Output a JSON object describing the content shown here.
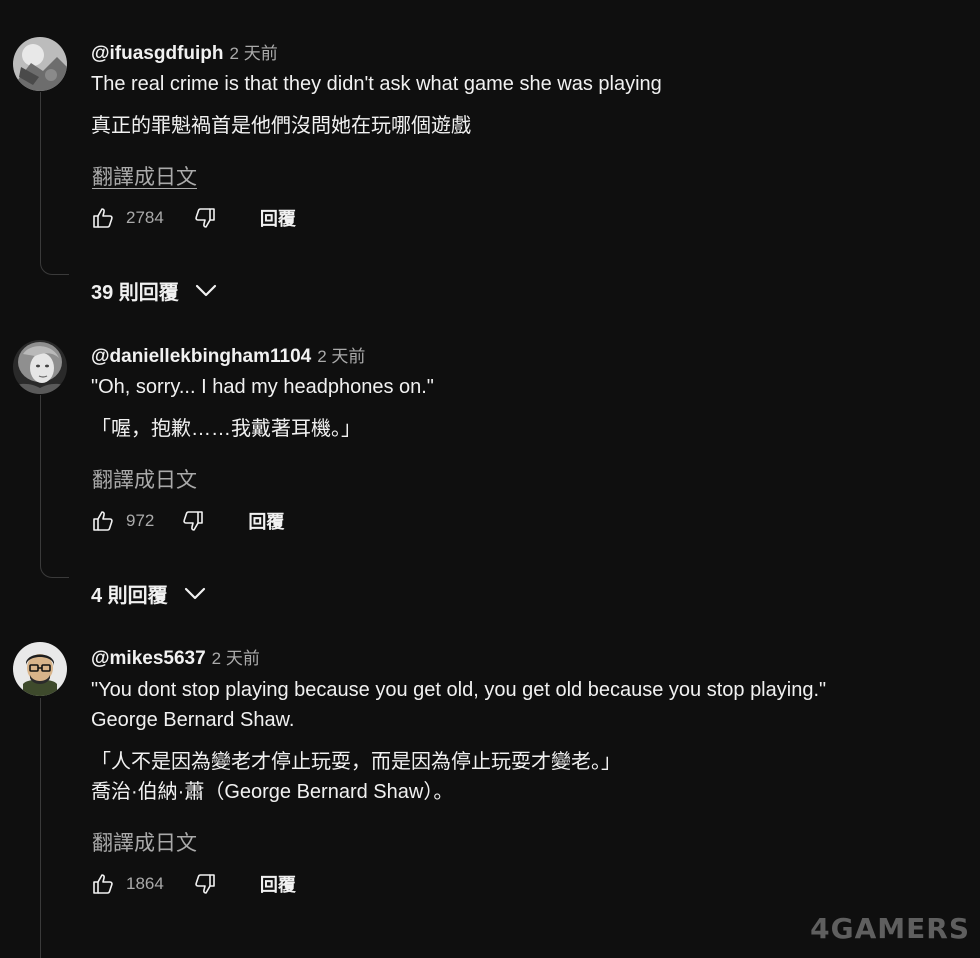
{
  "comments": [
    {
      "handle": "@ifuasgdfuiph",
      "time": "2 天前",
      "text_en": "The real crime is that they didn't  ask what game she was playing",
      "text_zh": "真正的罪魁禍首是他們沒問她在玩哪個遊戲",
      "translate_label": "翻譯成日文",
      "likes": "2784",
      "reply_label": "回覆",
      "replies_label": "39 則回覆"
    },
    {
      "handle": "@daniellekbingham1104",
      "time": "2 天前",
      "text_en": "\"Oh, sorry... I had my headphones on.\"",
      "text_zh": "「喔，抱歉……我戴著耳機。」",
      "translate_label": "翻譯成日文",
      "likes": "972",
      "reply_label": "回覆",
      "replies_label": "4 則回覆"
    },
    {
      "handle": "@mikes5637",
      "time": "2 天前",
      "text_en_line1": "\"You dont stop playing because you get old, you get old because you stop playing.\"",
      "text_en_line2": "George Bernard Shaw.",
      "text_zh_line1": "「人不是因為變老才停止玩耍，而是因為停止玩耍才變老。」",
      "text_zh_line2": "喬治·伯納·蕭（George Bernard Shaw）。",
      "translate_label": "翻譯成日文",
      "likes": "1864",
      "reply_label": "回覆"
    }
  ],
  "watermark": "4GAMERS",
  "icons": {
    "like": "thumbs-up-icon",
    "dislike": "thumbs-down-icon",
    "expand": "chevron-down-icon"
  },
  "colors": {
    "background": "#0f0f0f",
    "primary_text": "#f1f1f1",
    "secondary_text": "#aaaaaa"
  }
}
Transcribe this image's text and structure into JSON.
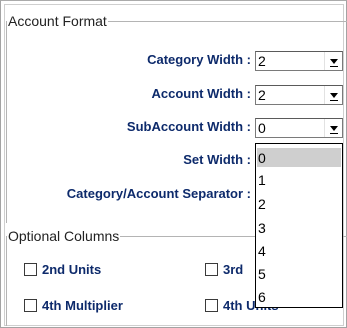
{
  "account_format": {
    "legend": "Account Format",
    "rows": [
      {
        "label": "Category Width :",
        "value": "2"
      },
      {
        "label": "Account Width :",
        "value": "2"
      },
      {
        "label": "SubAccount Width :",
        "value": "0"
      },
      {
        "label": "Set Width :"
      },
      {
        "label": "Category/Account Separator :"
      }
    ]
  },
  "dropdown": {
    "options": [
      "0",
      "1",
      "2",
      "3",
      "4",
      "5",
      "6"
    ],
    "selected": "0"
  },
  "optional_columns": {
    "legend": "Optional Columns",
    "checkboxes": [
      {
        "label": "2nd Units",
        "checked": false
      },
      {
        "label": "3rd",
        "checked": false
      },
      {
        "label": "4th Multiplier",
        "checked": false
      },
      {
        "label": "4th Units",
        "checked": false
      }
    ]
  }
}
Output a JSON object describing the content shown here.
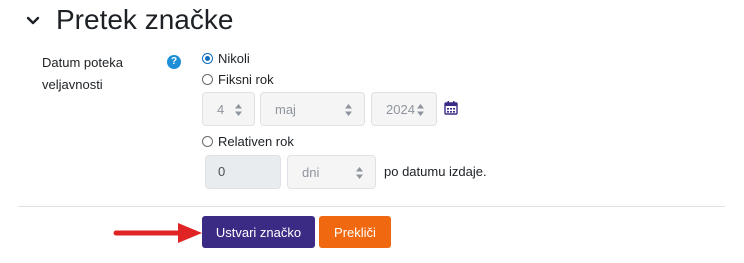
{
  "section": {
    "title": "Pretek značke",
    "toggle_icon": "chevron-down-icon"
  },
  "field": {
    "label": "Datum poteka veljavnosti",
    "help_icon": "question-circle-icon",
    "help_glyph": "?"
  },
  "options": {
    "never": {
      "label": "Nikoli",
      "checked": true
    },
    "fixed": {
      "label": "Fiksni rok",
      "checked": false
    },
    "relative": {
      "label": "Relativen rok",
      "checked": false
    }
  },
  "fixed_date": {
    "day": "4",
    "month": "maj",
    "year": "2024",
    "calendar_icon": "calendar-icon"
  },
  "relative_period": {
    "value": "0",
    "unit": "dni",
    "suffix": "po datumu izdaje."
  },
  "buttons": {
    "submit": "Ustvari značko",
    "cancel": "Prekliči"
  },
  "colors": {
    "primary": "#3c2b85",
    "cancel": "#f0680f",
    "annotation_arrow": "#e02424",
    "radio_checked": "#0f6cbf"
  }
}
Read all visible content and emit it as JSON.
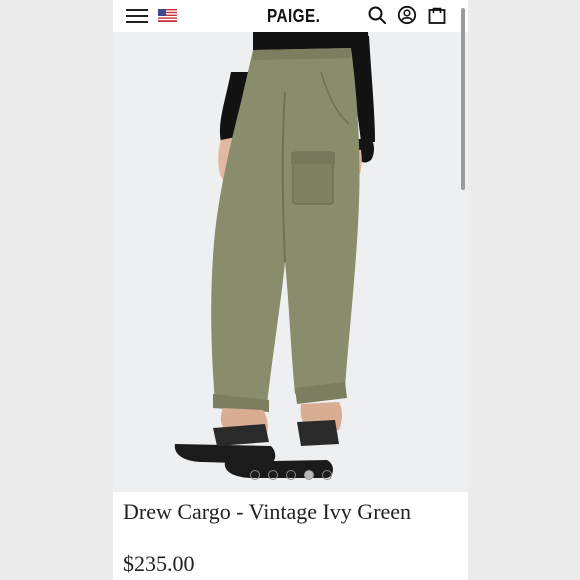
{
  "header": {
    "logo": "PAIGE.",
    "menu_icon": "hamburger-menu-icon",
    "flag_icon": "us-flag-icon",
    "search_icon": "search-icon",
    "account_icon": "account-icon",
    "bag_icon": "shopping-bag-icon"
  },
  "gallery": {
    "image_count": 5,
    "active_index": 3
  },
  "product": {
    "title": "Drew Cargo - Vintage Ivy Green",
    "price": "$235.00"
  },
  "colors": {
    "pant": "#8a8d6c",
    "background": "#eeeff0",
    "text": "#222222"
  }
}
================================
AIM OF THE EXERCISE:
Quote the data above in full, leaving out the pictures it holds.

WORKED ANSWER:
Output a JSON object describing the content shown here.
{
  "comments": [
    {
      "handle": "@ifuasgdfuiph",
      "time": "2 天前",
      "text_en": "The real crime is that they didn't  ask what game she was playing",
      "text_zh": "真正的罪魁禍首是他們沒問她在玩哪個遊戲",
      "translate_label": "翻譯成日文",
      "likes": "2784",
      "reply_label": "回覆",
      "replies_label": "39 則回覆"
    },
    {
      "handle": "@daniellekbingham1104",
      "time": "2 天前",
      "text_en": "\"Oh, sorry... I had my headphones on.\"",
      "text_zh": "「喔，抱歉……我戴著耳機。」",
      "translate_label": "翻譯成日文",
      "likes": "972",
      "reply_label": "回覆",
      "replies_label": "4 則回覆"
    },
    {
      "handle": "@mikes5637",
      "time": "2 天前",
      "text_en_line1": "\"You dont stop playing because you get old, you get old because you stop playing.\"",
      "text_en_line2": "George Bernard Shaw.",
      "text_zh_line1": "「人不是因為變老才停止玩耍，而是因為停止玩耍才變老。」",
      "text_zh_line2": "喬治·伯納·蕭（George Bernard Shaw）。",
      "translate_label": "翻譯成日文",
      "likes": "1864",
      "reply_label": "回覆"
    }
  ],
  "watermark": "4GAMERS",
  "icons": {
    "like": "thumbs-up-icon",
    "dislike": "thumbs-down-icon",
    "expand": "chevron-down-icon"
  },
  "colors": {
    "background": "#0f0f0f",
    "primary_text": "#f1f1f1",
    "secondary_text": "#aaaaaa"
  }
}
Transcribe this image's text and structure into JSON.
{
  "account_format": {
    "legend": "Account Format",
    "rows": [
      {
        "label": "Category Width :",
        "value": "2"
      },
      {
        "label": "Account Width :",
        "value": "2"
      },
      {
        "label": "SubAccount Width :",
        "value": "0"
      },
      {
        "label": "Set Width :"
      },
      {
        "label": "Category/Account Separator :"
      }
    ]
  },
  "dropdown": {
    "options": [
      "0",
      "1",
      "2",
      "3",
      "4",
      "5",
      "6"
    ],
    "selected": "0"
  },
  "optional_columns": {
    "legend": "Optional Columns",
    "checkboxes": [
      {
        "label": "2nd Units",
        "checked": false
      },
      {
        "label": "3rd",
        "checked": false
      },
      {
        "label": "4th Multiplier",
        "checked": false
      },
      {
        "label": "4th Units",
        "checked": false
      }
    ]
  }
}
Output a JSON object describing the content shown here.
{
  "section": {
    "title": "Pretek značke",
    "toggle_icon": "chevron-down-icon"
  },
  "field": {
    "label": "Datum poteka veljavnosti",
    "help_icon": "question-circle-icon",
    "help_glyph": "?"
  },
  "options": {
    "never": {
      "label": "Nikoli",
      "checked": true
    },
    "fixed": {
      "label": "Fiksni rok",
      "checked": false
    },
    "relative": {
      "label": "Relativen rok",
      "checked": false
    }
  },
  "fixed_date": {
    "day": "4",
    "month": "maj",
    "year": "2024",
    "calendar_icon": "calendar-icon"
  },
  "relative_period": {
    "value": "0",
    "unit": "dni",
    "suffix": "po datumu izdaje."
  },
  "buttons": {
    "submit": "Ustvari značko",
    "cancel": "Prekliči"
  },
  "colors": {
    "primary": "#3c2b85",
    "cancel": "#f0680f",
    "annotation_arrow": "#e02424",
    "radio_checked": "#0f6cbf"
  }
}
Read all visible content and emit it as JSON.
{
  "header": {
    "logo": "PAIGE.",
    "menu_icon": "hamburger-menu-icon",
    "flag_icon": "us-flag-icon",
    "search_icon": "search-icon",
    "account_icon": "account-icon",
    "bag_icon": "shopping-bag-icon"
  },
  "gallery": {
    "image_count": 5,
    "active_index": 3
  },
  "product": {
    "title": "Drew Cargo - Vintage Ivy Green",
    "price": "$235.00"
  },
  "colors": {
    "pant": "#8a8d6c",
    "background": "#eeeff0",
    "text": "#222222"
  }
}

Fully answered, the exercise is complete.